### Exercise:
Reproduce all of the data below without alteration; exclude every picture.

A block of data:
───

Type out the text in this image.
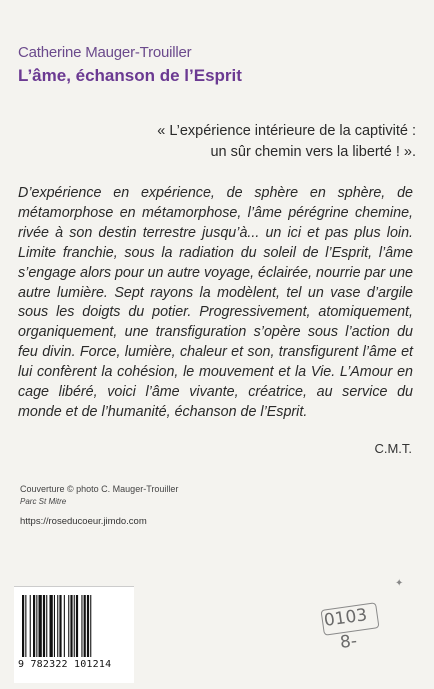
Catherine Mauger-Trouiller
L’âme, échanson de l’Esprit
« L’expérience intérieure de la captivité :
un sûr chemin vers la liberté ! ».
D’expérience en expérience, de sphère en sphère, de métamorphose en métamorphose, l’âme pérégrine chemine, rivée à son destin terrestre jusqu’à... un ici et pas plus loin. Limite franchie, sous la radiation du soleil de l’Esprit, l’âme s’engage alors pour un autre voyage, éclairée, nourrie par une autre lumière. Sept rayons la modèlent, tel un vase d’argile sous les doigts du potier. Progressivement, atomiquement, organiquement, une transfiguration s’opère sous l’action du feu divin. Force, lumière, chaleur et son, transfigurent l’âme et lui confèrent la cohésion, le mouvement et la Vie. L’Amour en cage libéré, voici l’âme vivante, créatrice, au service du monde et de l’humanité, échanson de l’Esprit.
C.M.T.
Couverture © photo C. Mauger-Trouiller
Parc St Mitre
https://roseducoeur.jimdo.com
✦
9 782322 101214
0103
8-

───

### Response to the exercise:
Type out the text in this image.
Catherine Mauger-Trouiller
L’âme, échanson de l’Esprit
« L’expérience intérieure de la captivité :
un sûr chemin vers la liberté ! ».
D’expérience en expérience, de sphère en sphère, de métamorphose en métamorphose, l’âme pérégrine chemine, rivée à son destin terrestre jusqu’à... un ici et pas plus loin. Limite franchie, sous la radiation du soleil de l’Esprit, l’âme s’engage alors pour un autre voyage, éclairée, nourrie par une autre lumière. Sept rayons la modèlent, tel un vase d’argile sous les doigts du potier. Progressivement, atomiquement, organiquement, une transfiguration s’opère sous l’action du feu divin. Force, lumière, chaleur et son, transfigurent l’âme et lui confèrent la cohésion, le mouvement et la Vie. L’Amour en cage libéré, voici l’âme vivante, créatrice, au service du monde et de l’humanité, échanson de l’Esprit.
C.M.T.
Couverture © photo C. Mauger-Trouiller
Parc St Mitre
https://roseducoeur.jimdo.com
✦
9 782322 101214
0103
8-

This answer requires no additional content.